## What you need to do
Using the entries that follow, collect the lines where the word "date" appears.

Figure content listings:
## start
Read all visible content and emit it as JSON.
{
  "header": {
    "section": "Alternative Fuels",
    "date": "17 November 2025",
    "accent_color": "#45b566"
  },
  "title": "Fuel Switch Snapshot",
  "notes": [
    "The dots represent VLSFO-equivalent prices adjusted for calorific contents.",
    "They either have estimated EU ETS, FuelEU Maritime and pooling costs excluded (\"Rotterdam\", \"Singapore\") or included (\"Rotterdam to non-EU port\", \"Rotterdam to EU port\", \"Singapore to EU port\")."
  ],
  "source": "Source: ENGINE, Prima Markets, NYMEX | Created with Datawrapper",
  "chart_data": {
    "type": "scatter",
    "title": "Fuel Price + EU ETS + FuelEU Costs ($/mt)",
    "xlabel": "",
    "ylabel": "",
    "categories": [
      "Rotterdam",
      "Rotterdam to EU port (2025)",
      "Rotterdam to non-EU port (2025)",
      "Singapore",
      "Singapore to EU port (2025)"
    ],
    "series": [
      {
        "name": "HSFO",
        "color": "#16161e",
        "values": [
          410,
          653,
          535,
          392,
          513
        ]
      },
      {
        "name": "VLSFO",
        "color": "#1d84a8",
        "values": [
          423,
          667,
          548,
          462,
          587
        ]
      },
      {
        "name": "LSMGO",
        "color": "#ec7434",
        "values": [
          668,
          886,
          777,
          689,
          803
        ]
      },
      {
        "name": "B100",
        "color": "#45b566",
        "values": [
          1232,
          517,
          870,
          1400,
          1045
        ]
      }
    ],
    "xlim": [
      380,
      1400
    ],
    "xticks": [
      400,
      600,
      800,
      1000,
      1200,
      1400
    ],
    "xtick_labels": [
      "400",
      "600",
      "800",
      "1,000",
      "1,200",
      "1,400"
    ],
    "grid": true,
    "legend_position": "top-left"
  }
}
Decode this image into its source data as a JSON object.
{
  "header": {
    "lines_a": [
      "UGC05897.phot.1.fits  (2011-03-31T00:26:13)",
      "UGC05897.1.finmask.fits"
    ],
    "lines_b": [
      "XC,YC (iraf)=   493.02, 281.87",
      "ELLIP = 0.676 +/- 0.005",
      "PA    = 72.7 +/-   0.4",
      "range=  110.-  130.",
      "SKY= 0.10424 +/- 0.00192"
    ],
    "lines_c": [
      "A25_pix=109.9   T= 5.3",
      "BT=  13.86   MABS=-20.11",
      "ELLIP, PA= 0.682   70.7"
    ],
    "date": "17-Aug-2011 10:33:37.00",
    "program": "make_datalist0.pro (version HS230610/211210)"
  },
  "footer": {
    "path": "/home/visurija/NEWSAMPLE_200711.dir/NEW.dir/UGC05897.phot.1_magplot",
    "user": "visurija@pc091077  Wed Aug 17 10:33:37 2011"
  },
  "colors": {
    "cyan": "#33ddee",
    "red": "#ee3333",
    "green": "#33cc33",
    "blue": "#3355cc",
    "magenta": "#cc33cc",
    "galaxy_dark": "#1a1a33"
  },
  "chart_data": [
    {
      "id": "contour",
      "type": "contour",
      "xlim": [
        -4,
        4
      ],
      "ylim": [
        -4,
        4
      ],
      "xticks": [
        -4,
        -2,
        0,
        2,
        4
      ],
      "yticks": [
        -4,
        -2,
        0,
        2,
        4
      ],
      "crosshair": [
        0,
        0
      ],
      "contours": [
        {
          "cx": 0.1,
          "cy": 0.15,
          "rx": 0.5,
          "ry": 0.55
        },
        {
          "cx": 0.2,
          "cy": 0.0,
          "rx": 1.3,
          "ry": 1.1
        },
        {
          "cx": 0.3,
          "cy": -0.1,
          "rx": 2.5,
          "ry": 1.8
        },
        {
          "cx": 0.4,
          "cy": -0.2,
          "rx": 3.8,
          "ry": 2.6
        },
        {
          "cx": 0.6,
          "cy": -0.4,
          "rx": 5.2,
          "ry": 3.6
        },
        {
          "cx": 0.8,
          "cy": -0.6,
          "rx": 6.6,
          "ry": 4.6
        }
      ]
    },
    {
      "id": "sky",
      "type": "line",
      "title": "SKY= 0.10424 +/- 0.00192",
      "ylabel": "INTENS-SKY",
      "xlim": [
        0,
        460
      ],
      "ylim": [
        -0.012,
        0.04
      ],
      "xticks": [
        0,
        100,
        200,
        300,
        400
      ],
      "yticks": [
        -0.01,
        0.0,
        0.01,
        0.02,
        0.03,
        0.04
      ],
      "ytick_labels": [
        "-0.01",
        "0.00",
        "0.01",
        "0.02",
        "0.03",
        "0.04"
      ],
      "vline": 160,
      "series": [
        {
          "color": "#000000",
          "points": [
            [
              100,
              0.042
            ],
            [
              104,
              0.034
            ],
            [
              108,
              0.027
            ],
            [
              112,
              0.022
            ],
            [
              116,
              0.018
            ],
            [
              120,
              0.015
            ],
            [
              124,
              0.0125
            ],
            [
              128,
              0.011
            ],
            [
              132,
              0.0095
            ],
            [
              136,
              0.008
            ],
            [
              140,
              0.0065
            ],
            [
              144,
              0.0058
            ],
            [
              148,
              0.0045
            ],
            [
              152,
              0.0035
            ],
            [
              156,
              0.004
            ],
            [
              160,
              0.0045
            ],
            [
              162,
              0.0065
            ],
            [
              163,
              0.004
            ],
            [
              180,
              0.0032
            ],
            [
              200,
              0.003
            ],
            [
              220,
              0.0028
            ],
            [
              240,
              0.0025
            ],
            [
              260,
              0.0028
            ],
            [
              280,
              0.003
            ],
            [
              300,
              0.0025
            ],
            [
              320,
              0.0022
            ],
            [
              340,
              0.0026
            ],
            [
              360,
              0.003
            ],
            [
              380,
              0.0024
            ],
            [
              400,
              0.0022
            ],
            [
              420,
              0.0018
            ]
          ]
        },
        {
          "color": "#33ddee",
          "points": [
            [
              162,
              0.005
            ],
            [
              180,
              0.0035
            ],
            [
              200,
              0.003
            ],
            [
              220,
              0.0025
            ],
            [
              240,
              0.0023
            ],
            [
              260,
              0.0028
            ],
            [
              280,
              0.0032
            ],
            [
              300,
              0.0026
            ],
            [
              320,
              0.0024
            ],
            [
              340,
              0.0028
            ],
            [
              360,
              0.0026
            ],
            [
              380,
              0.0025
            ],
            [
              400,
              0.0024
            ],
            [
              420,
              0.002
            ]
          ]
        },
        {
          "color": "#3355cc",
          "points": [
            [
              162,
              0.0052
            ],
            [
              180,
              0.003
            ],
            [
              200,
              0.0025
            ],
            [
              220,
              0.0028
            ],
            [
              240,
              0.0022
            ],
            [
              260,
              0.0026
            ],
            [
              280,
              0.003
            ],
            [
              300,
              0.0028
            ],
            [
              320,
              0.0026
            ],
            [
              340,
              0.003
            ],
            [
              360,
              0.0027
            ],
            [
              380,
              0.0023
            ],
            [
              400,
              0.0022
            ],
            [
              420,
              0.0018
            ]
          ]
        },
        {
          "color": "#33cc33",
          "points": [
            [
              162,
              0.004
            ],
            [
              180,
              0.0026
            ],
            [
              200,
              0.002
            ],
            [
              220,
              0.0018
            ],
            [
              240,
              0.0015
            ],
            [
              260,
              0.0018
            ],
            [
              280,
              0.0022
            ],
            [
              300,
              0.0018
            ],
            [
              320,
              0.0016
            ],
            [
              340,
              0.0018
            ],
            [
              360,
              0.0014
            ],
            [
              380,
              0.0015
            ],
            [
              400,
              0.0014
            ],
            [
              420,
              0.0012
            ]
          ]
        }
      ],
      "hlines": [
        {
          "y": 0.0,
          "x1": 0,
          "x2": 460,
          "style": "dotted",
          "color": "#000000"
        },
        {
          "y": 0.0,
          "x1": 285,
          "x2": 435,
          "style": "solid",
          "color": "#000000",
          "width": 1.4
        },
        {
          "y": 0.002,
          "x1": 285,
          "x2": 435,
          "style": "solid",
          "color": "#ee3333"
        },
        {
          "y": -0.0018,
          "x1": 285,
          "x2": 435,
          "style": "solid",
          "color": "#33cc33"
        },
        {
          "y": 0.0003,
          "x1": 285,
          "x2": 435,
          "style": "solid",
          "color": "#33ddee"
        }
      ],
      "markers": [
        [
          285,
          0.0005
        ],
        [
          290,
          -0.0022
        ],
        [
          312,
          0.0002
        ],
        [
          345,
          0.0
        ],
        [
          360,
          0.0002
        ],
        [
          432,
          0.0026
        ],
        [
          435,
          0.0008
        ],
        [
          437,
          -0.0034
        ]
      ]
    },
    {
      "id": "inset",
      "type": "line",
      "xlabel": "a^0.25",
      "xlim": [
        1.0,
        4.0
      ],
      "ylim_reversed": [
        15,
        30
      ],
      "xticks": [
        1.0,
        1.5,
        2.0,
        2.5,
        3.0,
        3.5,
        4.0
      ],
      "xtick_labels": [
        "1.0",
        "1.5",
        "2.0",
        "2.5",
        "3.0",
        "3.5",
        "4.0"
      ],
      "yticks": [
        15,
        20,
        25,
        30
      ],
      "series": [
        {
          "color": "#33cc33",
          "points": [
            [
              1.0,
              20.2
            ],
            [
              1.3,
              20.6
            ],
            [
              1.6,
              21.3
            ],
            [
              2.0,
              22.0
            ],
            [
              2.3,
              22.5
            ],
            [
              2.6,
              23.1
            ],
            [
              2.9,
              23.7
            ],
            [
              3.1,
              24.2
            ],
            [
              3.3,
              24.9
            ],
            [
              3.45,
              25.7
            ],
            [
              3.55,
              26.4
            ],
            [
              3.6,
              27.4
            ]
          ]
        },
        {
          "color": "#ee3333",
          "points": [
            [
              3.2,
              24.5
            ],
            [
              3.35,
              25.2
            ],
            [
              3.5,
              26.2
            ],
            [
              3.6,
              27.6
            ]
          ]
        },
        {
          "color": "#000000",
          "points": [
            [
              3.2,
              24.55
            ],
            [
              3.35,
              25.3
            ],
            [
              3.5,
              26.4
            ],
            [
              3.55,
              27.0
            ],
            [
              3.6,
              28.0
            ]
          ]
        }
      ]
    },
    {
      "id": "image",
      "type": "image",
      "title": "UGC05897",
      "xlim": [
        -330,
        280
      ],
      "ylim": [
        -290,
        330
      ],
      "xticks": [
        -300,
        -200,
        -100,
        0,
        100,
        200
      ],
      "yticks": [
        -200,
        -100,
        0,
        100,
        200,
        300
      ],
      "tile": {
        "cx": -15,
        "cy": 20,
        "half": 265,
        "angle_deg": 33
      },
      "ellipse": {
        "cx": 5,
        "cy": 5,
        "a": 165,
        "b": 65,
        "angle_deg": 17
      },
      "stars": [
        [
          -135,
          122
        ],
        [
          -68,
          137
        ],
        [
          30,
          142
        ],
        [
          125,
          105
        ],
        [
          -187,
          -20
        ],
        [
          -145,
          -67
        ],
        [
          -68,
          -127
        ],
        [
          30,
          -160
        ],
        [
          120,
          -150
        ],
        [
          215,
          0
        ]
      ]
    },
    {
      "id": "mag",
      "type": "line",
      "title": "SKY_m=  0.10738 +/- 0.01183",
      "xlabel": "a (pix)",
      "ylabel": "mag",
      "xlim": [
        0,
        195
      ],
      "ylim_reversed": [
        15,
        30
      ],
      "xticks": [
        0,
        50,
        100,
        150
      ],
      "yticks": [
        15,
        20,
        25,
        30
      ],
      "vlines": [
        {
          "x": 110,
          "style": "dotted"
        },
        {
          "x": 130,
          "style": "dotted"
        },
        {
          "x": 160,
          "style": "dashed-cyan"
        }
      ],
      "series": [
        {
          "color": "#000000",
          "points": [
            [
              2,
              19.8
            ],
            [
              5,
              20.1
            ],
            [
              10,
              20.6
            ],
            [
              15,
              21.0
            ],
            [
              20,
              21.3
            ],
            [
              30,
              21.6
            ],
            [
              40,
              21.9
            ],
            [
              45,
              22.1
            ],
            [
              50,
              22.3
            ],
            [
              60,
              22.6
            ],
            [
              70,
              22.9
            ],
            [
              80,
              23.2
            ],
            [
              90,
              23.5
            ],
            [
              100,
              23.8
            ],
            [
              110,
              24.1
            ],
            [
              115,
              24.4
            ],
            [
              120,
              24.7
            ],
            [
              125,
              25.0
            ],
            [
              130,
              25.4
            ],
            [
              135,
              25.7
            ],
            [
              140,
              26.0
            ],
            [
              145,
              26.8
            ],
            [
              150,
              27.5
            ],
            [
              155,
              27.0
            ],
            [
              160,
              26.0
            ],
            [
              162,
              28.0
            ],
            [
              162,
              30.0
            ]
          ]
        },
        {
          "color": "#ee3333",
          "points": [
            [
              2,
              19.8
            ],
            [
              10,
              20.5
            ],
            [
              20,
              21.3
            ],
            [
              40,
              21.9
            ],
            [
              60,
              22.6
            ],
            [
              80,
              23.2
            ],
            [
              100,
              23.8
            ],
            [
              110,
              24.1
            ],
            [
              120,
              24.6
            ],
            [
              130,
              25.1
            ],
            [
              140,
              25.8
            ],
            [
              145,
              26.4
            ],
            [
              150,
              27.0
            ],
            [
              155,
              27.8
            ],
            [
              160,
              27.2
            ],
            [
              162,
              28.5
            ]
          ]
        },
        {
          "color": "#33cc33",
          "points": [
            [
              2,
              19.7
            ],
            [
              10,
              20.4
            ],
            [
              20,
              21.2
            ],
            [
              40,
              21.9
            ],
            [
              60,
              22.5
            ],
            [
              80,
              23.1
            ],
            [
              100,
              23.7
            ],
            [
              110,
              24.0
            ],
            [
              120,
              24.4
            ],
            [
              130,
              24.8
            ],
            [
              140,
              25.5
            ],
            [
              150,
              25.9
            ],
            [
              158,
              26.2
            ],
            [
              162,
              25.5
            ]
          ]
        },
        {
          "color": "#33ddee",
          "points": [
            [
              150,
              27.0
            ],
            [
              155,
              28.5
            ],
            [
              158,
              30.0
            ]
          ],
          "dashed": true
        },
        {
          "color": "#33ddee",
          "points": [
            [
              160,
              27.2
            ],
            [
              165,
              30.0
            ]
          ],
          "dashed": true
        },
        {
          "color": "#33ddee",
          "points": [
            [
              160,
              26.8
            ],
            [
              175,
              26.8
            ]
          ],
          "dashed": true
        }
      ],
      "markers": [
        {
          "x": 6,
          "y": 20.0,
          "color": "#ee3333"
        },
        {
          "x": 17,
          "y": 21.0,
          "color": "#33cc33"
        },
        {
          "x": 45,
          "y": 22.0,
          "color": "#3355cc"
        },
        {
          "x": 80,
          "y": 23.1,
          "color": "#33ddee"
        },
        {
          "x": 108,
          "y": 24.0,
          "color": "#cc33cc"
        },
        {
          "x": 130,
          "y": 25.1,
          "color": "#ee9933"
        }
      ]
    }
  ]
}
## end
## Solution
    "date": "17 November 2025",
    "date": "17-Aug-2011 10:33:37.00",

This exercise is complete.